**Requirement**
Pictures aside, repeat every entry exactly.
==============================
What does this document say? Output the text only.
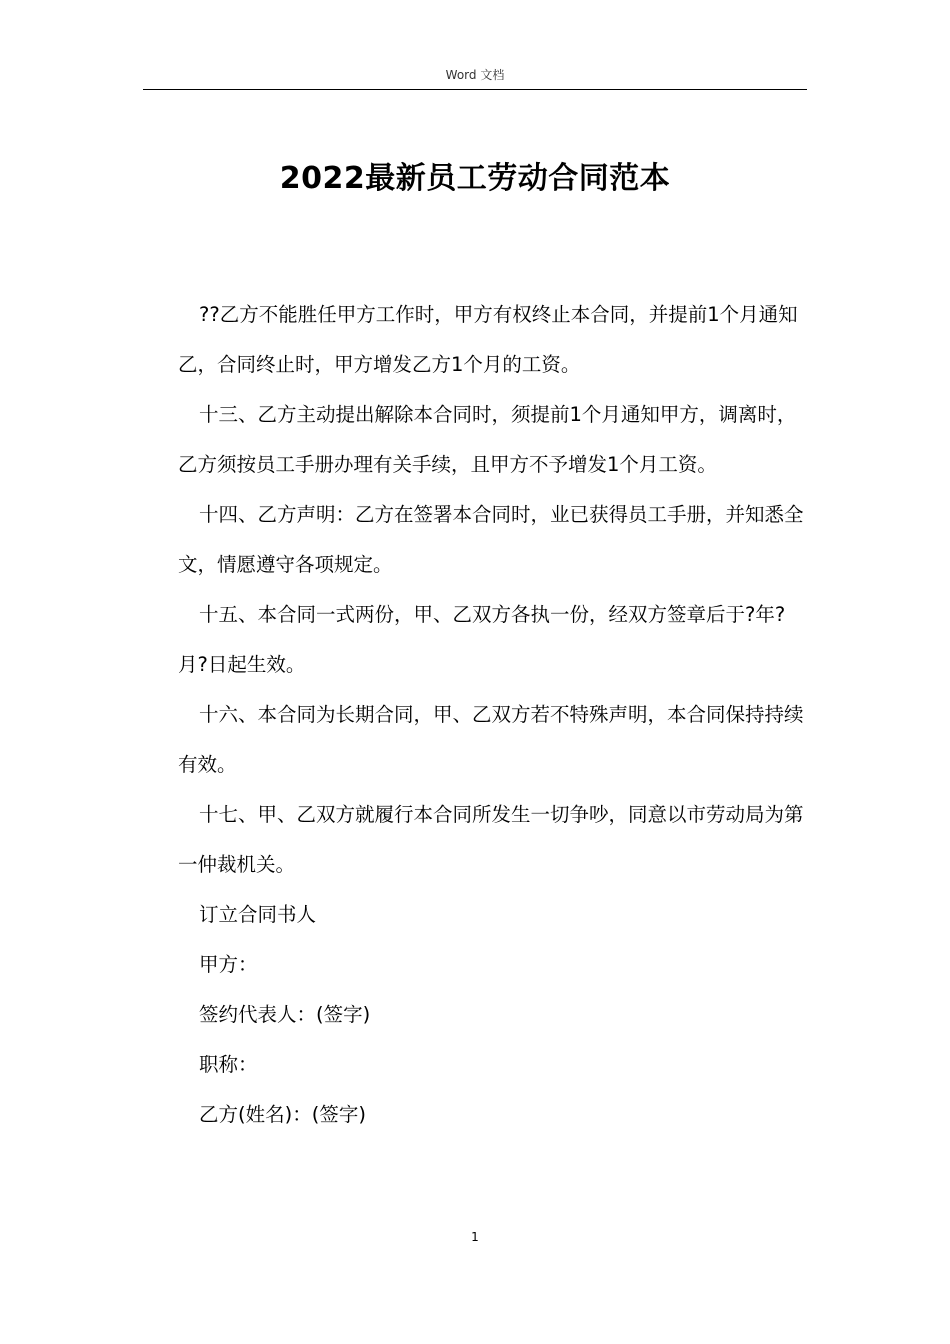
Word 文档
2022最新员工劳动合同范本

??乙方不能胜任甲方工作时，甲方有权终止本合同，并提前1个月通知乙，合同终止时，甲方增发乙方1个月的工资。

十三、乙方主动提出解除本合同时，须提前1个月通知甲方，调离时，乙方须按员工手册办理有关手续，且甲方不予增发1个月工资。

十四、乙方声明：乙方在签署本合同时，业已获得员工手册，并知悉全文，情愿遵守各项规定。

十五、本合同一式两份，甲、乙双方各执一份，经双方签章后于?年?月?日起生效。

十六、本合同为长期合同，甲、乙双方若不特殊声明，本合同保持持续有效。

十七、甲、乙双方就履行本合同所发生一切争吵，同意以市劳动局为第一仲裁机关。

订立合同书人

甲方：

签约代表人：(签字)

职称：

乙方(姓名)：(签字)

1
==============================
**Full output**
What does this document say? Output the text only.
Word 文档
2022最新员工劳动合同范本

??乙方不能胜任甲方工作时，甲方有权终止本合同，并提前1个月通知乙，合同终止时，甲方增发乙方1个月的工资。

十三、乙方主动提出解除本合同时，须提前1个月通知甲方，调离时，乙方须按员工手册办理有关手续，且甲方不予增发1个月工资。

十四、乙方声明：乙方在签署本合同时，业已获得员工手册，并知悉全文，情愿遵守各项规定。

十五、本合同一式两份，甲、乙双方各执一份，经双方签章后于?年?月?日起生效。

十六、本合同为长期合同，甲、乙双方若不特殊声明，本合同保持持续有效。

十七、甲、乙双方就履行本合同所发生一切争吵，同意以市劳动局为第一仲裁机关。

订立合同书人

甲方：

签约代表人：(签字)

职称：

乙方(姓名)：(签字)

1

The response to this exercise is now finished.